• Written task: Word for word, quote all of the material, omitting the pictures.

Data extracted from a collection
start
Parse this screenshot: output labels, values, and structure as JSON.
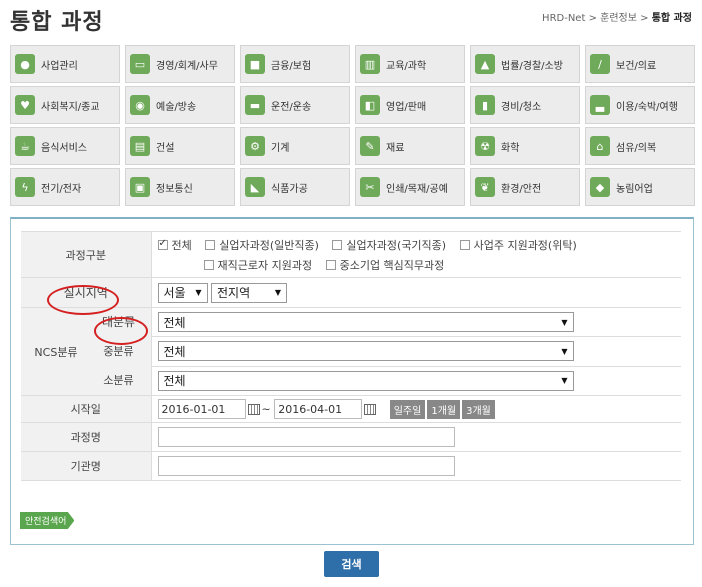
{
  "title": "통합 과정",
  "breadcrumb": [
    "HRD-Net",
    "훈련정보",
    "통합 과정"
  ],
  "categories": [
    {
      "label": "사업관리",
      "icon": "person-icon"
    },
    {
      "label": "경영/회계/사무",
      "icon": "monitor-icon"
    },
    {
      "label": "금융/보험",
      "icon": "safe-icon"
    },
    {
      "label": "교육/과학",
      "icon": "books-icon"
    },
    {
      "label": "법률/경찰/소방",
      "icon": "gavel-icon"
    },
    {
      "label": "보건/의료",
      "icon": "syringe-icon"
    },
    {
      "label": "사회복지/종교",
      "icon": "heart-icon"
    },
    {
      "label": "예술/방송",
      "icon": "camera-icon"
    },
    {
      "label": "운전/운송",
      "icon": "car-icon"
    },
    {
      "label": "영업/판매",
      "icon": "sales-icon"
    },
    {
      "label": "경비/청소",
      "icon": "guard-icon"
    },
    {
      "label": "이용/숙박/여행",
      "icon": "bed-icon"
    },
    {
      "label": "음식서비스",
      "icon": "cup-icon"
    },
    {
      "label": "건설",
      "icon": "clipboard-icon"
    },
    {
      "label": "기계",
      "icon": "gear-icon"
    },
    {
      "label": "재료",
      "icon": "tool-icon"
    },
    {
      "label": "화학",
      "icon": "radiation-icon"
    },
    {
      "label": "섬유/의복",
      "icon": "building-icon"
    },
    {
      "label": "전기/전자",
      "icon": "lightning-icon"
    },
    {
      "label": "정보통신",
      "icon": "computer-icon"
    },
    {
      "label": "식품가공",
      "icon": "food-icon"
    },
    {
      "label": "인쇄/목재/공예",
      "icon": "print-icon"
    },
    {
      "label": "환경/안전",
      "icon": "leaf-icon"
    },
    {
      "label": "농림어업",
      "icon": "fish-icon"
    }
  ],
  "form": {
    "course_type": {
      "label": "과정구분",
      "options": [
        {
          "label": "전체",
          "checked": true
        },
        {
          "label": "실업자과정(일반직종)",
          "checked": false
        },
        {
          "label": "실업자과정(국기직종)",
          "checked": false
        },
        {
          "label": "사업주 지원과정(위탁)",
          "checked": false
        },
        {
          "label": "재직근로자 지원과정",
          "checked": false
        },
        {
          "label": "중소기업 핵심직무과정",
          "checked": false
        }
      ]
    },
    "region": {
      "label": "실시지역",
      "city": "서울",
      "district": "전지역"
    },
    "ncs": {
      "label": "NCS분류",
      "major_label": "대분류",
      "major_value": "전체",
      "middle_label": "중분류",
      "middle_value": "전체",
      "minor_label": "소분류",
      "minor_value": "전체"
    },
    "start_date": {
      "label": "시작일",
      "from": "2016-01-01",
      "tilde": "~",
      "to": "2016-04-01",
      "quick": [
        "일주일",
        "1개월",
        "3개월"
      ]
    },
    "course_name": {
      "label": "과정명",
      "value": ""
    },
    "institution": {
      "label": "기관명",
      "value": ""
    }
  },
  "advanced_search_label": "안전검색어",
  "search_button_label": "검색",
  "colors": {
    "accent": "#2f6fa9",
    "category_icon": "#6fa95a",
    "annotation": "#d42020"
  }
}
end
• Exercise answer:
Parse this screenshot: output labels, values, and structure as JSON.
{
  "title": "통합 과정",
  "breadcrumb": [
    "HRD-Net",
    "훈련정보",
    "통합 과정"
  ],
  "categories": [
    {
      "label": "사업관리",
      "icon": "person-icon"
    },
    {
      "label": "경영/회계/사무",
      "icon": "monitor-icon"
    },
    {
      "label": "금융/보험",
      "icon": "safe-icon"
    },
    {
      "label": "교육/과학",
      "icon": "books-icon"
    },
    {
      "label": "법률/경찰/소방",
      "icon": "gavel-icon"
    },
    {
      "label": "보건/의료",
      "icon": "syringe-icon"
    },
    {
      "label": "사회복지/종교",
      "icon": "heart-icon"
    },
    {
      "label": "예술/방송",
      "icon": "camera-icon"
    },
    {
      "label": "운전/운송",
      "icon": "car-icon"
    },
    {
      "label": "영업/판매",
      "icon": "sales-icon"
    },
    {
      "label": "경비/청소",
      "icon": "guard-icon"
    },
    {
      "label": "이용/숙박/여행",
      "icon": "bed-icon"
    },
    {
      "label": "음식서비스",
      "icon": "cup-icon"
    },
    {
      "label": "건설",
      "icon": "clipboard-icon"
    },
    {
      "label": "기계",
      "icon": "gear-icon"
    },
    {
      "label": "재료",
      "icon": "tool-icon"
    },
    {
      "label": "화학",
      "icon": "radiation-icon"
    },
    {
      "label": "섬유/의복",
      "icon": "building-icon"
    },
    {
      "label": "전기/전자",
      "icon": "lightning-icon"
    },
    {
      "label": "정보통신",
      "icon": "computer-icon"
    },
    {
      "label": "식품가공",
      "icon": "food-icon"
    },
    {
      "label": "인쇄/목재/공예",
      "icon": "print-icon"
    },
    {
      "label": "환경/안전",
      "icon": "leaf-icon"
    },
    {
      "label": "농림어업",
      "icon": "fish-icon"
    }
  ],
  "form": {
    "course_type": {
      "label": "과정구분",
      "options": [
        {
          "label": "전체",
          "checked": true
        },
        {
          "label": "실업자과정(일반직종)",
          "checked": false
        },
        {
          "label": "실업자과정(국기직종)",
          "checked": false
        },
        {
          "label": "사업주 지원과정(위탁)",
          "checked": false
        },
        {
          "label": "재직근로자 지원과정",
          "checked": false
        },
        {
          "label": "중소기업 핵심직무과정",
          "checked": false
        }
      ]
    },
    "region": {
      "label": "실시지역",
      "city": "서울",
      "district": "전지역"
    },
    "ncs": {
      "label": "NCS분류",
      "major_label": "대분류",
      "major_value": "전체",
      "middle_label": "중분류",
      "middle_value": "전체",
      "minor_label": "소분류",
      "minor_value": "전체"
    },
    "start_date": {
      "label": "시작일",
      "from": "2016-01-01",
      "tilde": "~",
      "to": "2016-04-01",
      "quick": [
        "일주일",
        "1개월",
        "3개월"
      ]
    },
    "course_name": {
      "label": "과정명",
      "value": ""
    },
    "institution": {
      "label": "기관명",
      "value": ""
    }
  },
  "advanced_search_label": "안전검색어",
  "search_button_label": "검색",
  "colors": {
    "accent": "#2f6fa9",
    "category_icon": "#6fa95a",
    "annotation": "#d42020"
  }
}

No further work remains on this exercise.